**Supplied entries**
• • • • • • •
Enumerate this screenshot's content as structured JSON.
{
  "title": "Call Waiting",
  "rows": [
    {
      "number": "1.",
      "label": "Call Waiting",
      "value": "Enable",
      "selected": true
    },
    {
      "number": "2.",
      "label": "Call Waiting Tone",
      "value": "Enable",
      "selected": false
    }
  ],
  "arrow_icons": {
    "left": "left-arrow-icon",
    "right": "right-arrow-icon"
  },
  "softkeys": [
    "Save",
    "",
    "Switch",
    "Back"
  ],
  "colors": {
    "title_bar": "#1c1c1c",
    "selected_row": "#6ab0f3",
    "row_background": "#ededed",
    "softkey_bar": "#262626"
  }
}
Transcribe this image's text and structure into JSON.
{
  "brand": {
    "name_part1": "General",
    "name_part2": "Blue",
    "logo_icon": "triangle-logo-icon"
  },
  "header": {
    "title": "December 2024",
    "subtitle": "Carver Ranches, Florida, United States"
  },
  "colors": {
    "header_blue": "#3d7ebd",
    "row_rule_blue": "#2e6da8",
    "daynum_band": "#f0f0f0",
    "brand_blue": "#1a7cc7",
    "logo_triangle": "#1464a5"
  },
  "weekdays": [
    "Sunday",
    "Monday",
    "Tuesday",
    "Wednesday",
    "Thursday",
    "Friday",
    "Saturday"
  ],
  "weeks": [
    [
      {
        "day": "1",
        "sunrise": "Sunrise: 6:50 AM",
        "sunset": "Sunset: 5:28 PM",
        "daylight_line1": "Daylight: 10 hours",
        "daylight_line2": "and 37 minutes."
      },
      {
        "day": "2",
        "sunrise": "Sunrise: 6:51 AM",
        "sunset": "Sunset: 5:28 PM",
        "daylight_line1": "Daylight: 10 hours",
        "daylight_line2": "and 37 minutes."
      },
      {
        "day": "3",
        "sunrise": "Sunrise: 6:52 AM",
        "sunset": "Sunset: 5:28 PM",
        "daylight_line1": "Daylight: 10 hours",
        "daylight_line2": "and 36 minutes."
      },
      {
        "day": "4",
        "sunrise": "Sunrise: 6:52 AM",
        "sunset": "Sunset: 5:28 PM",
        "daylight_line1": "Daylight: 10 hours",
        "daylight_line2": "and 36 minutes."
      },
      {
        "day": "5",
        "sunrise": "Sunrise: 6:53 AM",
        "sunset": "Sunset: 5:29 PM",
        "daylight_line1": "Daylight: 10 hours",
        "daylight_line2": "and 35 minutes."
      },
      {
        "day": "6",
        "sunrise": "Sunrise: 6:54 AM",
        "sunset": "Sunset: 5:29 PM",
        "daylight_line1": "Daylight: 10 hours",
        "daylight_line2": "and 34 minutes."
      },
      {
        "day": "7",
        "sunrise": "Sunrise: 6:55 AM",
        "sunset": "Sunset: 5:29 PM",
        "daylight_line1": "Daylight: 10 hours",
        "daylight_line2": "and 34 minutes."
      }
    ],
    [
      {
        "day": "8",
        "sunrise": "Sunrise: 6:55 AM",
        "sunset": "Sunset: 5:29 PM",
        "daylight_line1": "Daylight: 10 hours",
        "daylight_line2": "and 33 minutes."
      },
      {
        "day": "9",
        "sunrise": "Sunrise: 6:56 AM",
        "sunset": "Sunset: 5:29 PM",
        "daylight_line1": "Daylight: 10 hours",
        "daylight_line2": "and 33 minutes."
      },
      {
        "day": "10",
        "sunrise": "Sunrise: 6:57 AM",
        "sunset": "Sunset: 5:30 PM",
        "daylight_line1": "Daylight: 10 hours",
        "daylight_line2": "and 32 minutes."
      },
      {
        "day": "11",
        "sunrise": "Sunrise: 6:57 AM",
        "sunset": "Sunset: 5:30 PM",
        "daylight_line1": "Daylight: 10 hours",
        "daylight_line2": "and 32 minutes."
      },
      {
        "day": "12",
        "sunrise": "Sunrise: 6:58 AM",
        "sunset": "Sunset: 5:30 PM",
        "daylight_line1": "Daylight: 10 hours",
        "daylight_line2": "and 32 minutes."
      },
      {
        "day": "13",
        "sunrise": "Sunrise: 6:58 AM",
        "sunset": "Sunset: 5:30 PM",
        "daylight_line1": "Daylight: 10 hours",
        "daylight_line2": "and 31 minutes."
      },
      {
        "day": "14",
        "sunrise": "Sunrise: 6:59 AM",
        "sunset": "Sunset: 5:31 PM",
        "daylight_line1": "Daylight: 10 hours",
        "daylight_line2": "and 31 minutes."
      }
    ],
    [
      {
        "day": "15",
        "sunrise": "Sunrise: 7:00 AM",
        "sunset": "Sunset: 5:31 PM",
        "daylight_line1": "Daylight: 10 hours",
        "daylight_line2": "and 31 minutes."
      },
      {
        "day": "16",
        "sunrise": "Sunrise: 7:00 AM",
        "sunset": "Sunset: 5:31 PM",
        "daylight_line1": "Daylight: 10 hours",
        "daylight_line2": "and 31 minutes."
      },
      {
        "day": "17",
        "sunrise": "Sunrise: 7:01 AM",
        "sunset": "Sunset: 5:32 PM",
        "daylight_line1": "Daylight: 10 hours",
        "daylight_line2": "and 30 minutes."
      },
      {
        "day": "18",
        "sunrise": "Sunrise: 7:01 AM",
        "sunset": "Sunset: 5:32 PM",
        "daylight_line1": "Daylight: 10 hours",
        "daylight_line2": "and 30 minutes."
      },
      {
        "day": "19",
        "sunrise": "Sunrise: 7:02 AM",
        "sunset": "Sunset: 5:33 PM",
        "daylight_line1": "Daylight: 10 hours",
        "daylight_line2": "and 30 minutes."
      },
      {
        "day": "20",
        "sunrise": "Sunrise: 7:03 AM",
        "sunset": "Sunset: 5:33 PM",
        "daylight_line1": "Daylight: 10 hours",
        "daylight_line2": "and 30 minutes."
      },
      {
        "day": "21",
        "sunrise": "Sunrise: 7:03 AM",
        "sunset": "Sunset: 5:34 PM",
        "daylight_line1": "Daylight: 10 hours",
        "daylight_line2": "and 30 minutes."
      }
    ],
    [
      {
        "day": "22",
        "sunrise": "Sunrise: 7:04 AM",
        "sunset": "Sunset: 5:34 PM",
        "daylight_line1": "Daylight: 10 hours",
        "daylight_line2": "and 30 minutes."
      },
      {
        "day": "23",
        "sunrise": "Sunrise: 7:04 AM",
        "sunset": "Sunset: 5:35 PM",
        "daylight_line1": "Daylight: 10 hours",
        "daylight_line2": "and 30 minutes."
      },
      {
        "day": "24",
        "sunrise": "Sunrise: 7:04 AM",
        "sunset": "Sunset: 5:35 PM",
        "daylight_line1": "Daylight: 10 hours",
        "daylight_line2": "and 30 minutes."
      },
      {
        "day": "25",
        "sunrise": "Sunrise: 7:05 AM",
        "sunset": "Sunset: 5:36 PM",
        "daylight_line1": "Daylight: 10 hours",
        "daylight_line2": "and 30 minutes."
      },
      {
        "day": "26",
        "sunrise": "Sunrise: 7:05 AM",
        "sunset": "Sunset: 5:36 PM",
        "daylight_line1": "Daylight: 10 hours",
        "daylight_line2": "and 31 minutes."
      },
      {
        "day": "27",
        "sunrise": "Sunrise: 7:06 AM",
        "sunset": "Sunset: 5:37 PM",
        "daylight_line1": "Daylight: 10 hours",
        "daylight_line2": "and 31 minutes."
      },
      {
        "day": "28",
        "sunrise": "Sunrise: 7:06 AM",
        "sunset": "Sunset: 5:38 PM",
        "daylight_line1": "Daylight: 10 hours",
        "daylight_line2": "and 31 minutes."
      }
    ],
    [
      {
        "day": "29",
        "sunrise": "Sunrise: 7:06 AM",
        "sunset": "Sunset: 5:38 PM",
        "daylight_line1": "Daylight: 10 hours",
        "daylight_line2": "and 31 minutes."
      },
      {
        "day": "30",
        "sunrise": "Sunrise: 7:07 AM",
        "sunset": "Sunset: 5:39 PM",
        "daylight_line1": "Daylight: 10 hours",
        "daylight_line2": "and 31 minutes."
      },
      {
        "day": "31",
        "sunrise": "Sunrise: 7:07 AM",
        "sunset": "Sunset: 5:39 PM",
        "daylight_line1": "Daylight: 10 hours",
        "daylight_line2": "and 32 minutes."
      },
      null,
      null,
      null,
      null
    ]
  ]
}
• • • • • • •
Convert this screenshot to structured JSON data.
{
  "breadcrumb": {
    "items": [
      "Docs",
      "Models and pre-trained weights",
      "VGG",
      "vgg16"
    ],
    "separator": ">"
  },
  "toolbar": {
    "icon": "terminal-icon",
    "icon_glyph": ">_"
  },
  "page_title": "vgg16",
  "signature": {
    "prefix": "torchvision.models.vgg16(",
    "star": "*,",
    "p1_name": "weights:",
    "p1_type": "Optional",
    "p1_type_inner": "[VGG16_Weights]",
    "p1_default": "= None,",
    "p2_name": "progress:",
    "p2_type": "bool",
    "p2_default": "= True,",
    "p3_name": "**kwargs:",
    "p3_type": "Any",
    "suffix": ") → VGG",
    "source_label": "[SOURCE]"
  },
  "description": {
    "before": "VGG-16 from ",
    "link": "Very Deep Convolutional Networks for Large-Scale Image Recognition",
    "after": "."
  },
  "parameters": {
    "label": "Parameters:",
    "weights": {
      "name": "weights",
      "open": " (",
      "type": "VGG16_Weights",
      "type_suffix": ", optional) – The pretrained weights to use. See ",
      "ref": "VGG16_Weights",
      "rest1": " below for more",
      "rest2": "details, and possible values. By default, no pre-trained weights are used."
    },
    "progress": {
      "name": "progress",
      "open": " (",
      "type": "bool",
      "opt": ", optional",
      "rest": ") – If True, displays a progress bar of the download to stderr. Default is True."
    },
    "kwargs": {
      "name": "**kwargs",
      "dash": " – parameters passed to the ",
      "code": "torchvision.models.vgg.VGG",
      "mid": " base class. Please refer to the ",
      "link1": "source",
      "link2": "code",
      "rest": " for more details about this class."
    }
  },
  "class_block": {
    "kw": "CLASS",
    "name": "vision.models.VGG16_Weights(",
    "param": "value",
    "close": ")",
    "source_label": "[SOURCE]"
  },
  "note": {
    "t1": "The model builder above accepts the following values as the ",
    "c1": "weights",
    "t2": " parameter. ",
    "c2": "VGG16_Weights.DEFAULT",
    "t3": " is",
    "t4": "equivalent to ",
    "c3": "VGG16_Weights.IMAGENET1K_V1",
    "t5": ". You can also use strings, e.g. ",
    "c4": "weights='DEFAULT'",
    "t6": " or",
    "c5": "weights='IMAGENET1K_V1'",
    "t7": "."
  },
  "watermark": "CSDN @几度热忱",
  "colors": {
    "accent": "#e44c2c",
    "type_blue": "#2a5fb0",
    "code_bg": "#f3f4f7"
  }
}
• • • • • • •
**Objective**
Which lines of the data above contain "JSON"? Copy each one.

**Written reply**
Enumerate this screenshot's content as structured JSON.
Transcribe this image's text and structure into JSON.
Convert this screenshot to structured JSON data.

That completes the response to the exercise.